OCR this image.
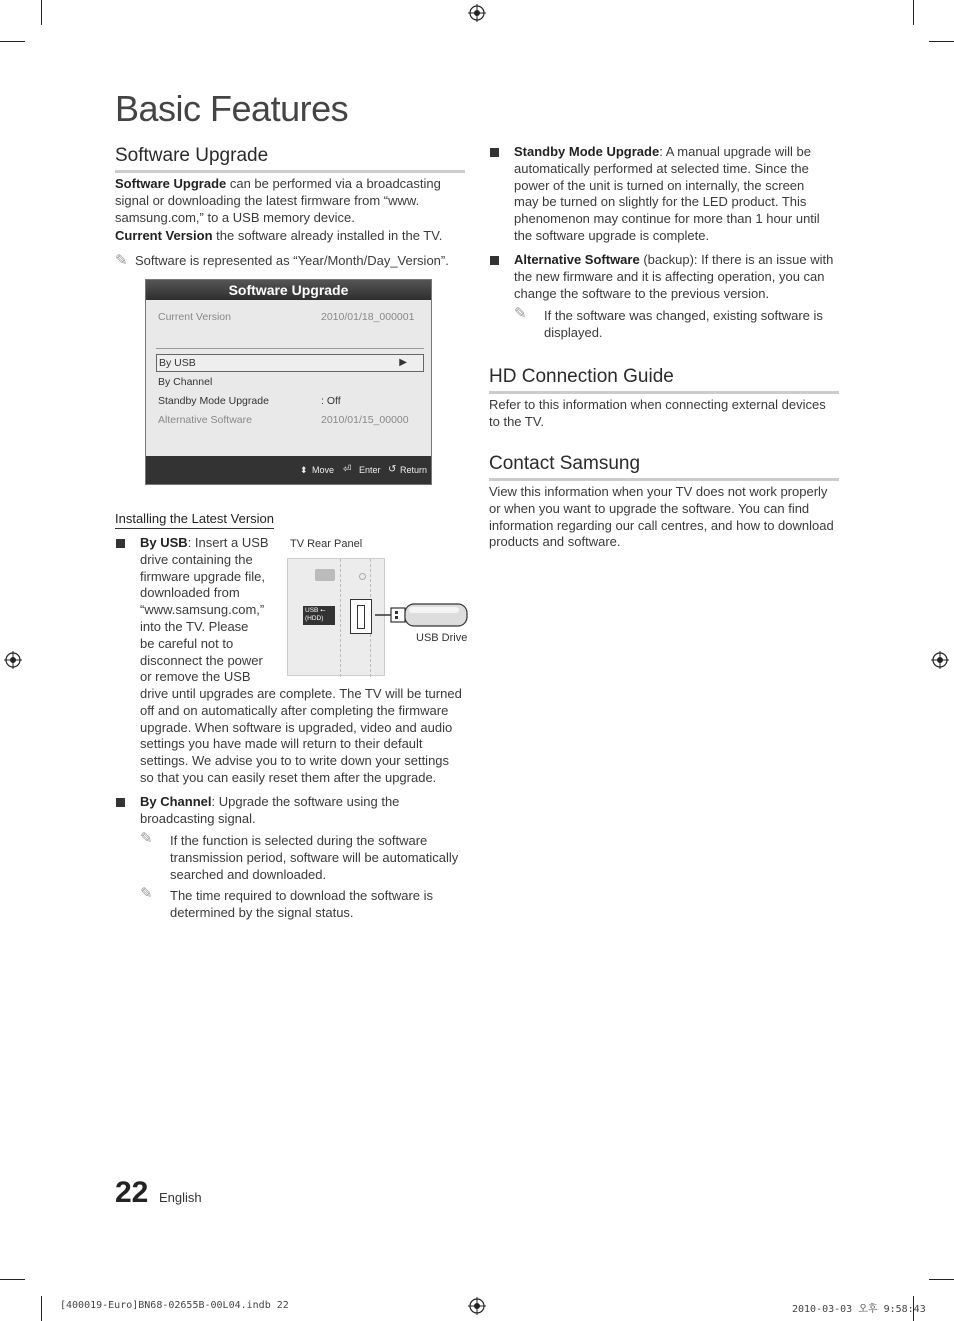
Basic Features
Software Upgrade
Software Upgrade can be performed via a broadcasting
signal or downloading the latest firmware from “www.
samsung.com,” to a USB memory device.
Current Version the software already installed in the TV.
✎ Software is represented as “Year/Month/Day_Version”.
Software Upgrade
Current Version	2010/01/18_000001
By USB	▶
By Channel
Standby Mode Upgrade	: Off
Alternative Software	2010/01/15_00000
⬍ Move ⏎ Enter ↺ Return
Installing the Latest Version
By USB: Insert a USB
drive containing the
firmware upgrade file,
downloaded from
“www.samsung.com,”
into the TV. Please
be careful not to
disconnect the power
or remove the USB
drive until upgrades are complete. The TV will be turned
off and on automatically after completing the firmware
upgrade. When software is upgraded, video and audio
settings you have made will return to their default
settings. We advise you to to write down your settings
so that you can easily reset them after the upgrade.
TV Rear Panel
USB ⭠
(HDD)
USB Drive
By Channel: Upgrade the software using the
broadcasting signal.
✎	If the function is selected during the software
transmission period, software will be automatically
searched and downloaded.
✎	The time required to download the software is
determined by the signal status.
Standby Mode Upgrade: A manual upgrade will be
automatically performed at selected time. Since the
power of the unit is turned on internally, the screen
may be turned on slightly for the LED product. This
phenomenon may continue for more than 1 hour until
the software upgrade is complete.
Alternative Software (backup): If there is an issue with
the new firmware and it is affecting operation, you can
change the software to the previous version.
✎	If the software was changed, existing software is
displayed.
HD Connection Guide
Refer to this information when connecting external devices
to the TV.
Contact Samsung
View this information when your TV does not work properly
or when you want to upgrade the software. You can find
information regarding our call centres, and how to download
products and software.
22 English
[400019-Euro]BN68-02655B-00L04.indb 22	2010-03-03 오후 9:58:43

********************

## EXERCISE DESCRIPTION
Give every line back word for word and leave the pictures out.

## RESULT OF THE TASK
OCR this image.
Basic Features
Software Upgrade
Software Upgrade can be performed via a broadcasting
signal or downloading the latest firmware from “www.
samsung.com,” to a USB memory device.
Current Version the software already installed in the TV.
✎ Software is represented as “Year/Month/Day_Version”.
Software Upgrade
Current Version	2010/01/18_000001
By USB	▶
By Channel
Standby Mode Upgrade	: Off
Alternative Software	2010/01/15_00000
⬍ Move ⏎ Enter ↺ Return
Installing the Latest Version
By USB: Insert a USB
drive containing the
firmware upgrade file,
downloaded from
“www.samsung.com,”
into the TV. Please
be careful not to
disconnect the power
or remove the USB
drive until upgrades are complete. The TV will be turned
off and on automatically after completing the firmware
upgrade. When software is upgraded, video and audio
settings you have made will return to their default
settings. We advise you to to write down your settings
so that you can easily reset them after the upgrade.
TV Rear Panel
USB ⭠
(HDD)
USB Drive
By Channel: Upgrade the software using the
broadcasting signal.
✎	If the function is selected during the software
transmission period, software will be automatically
searched and downloaded.
✎	The time required to download the software is
determined by the signal status.
Standby Mode Upgrade: A manual upgrade will be
automatically performed at selected time. Since the
power of the unit is turned on internally, the screen
may be turned on slightly for the LED product. This
phenomenon may continue for more than 1 hour until
the software upgrade is complete.
Alternative Software (backup): If there is an issue with
the new firmware and it is affecting operation, you can
change the software to the previous version.
✎	If the software was changed, existing software is
displayed.
HD Connection Guide
Refer to this information when connecting external devices
to the TV.
Contact Samsung
View this information when your TV does not work properly
or when you want to upgrade the software. You can find
information regarding our call centres, and how to download
products and software.
22 English
[400019-Euro]BN68-02655B-00L04.indb 22	2010-03-03 오후 9:58:43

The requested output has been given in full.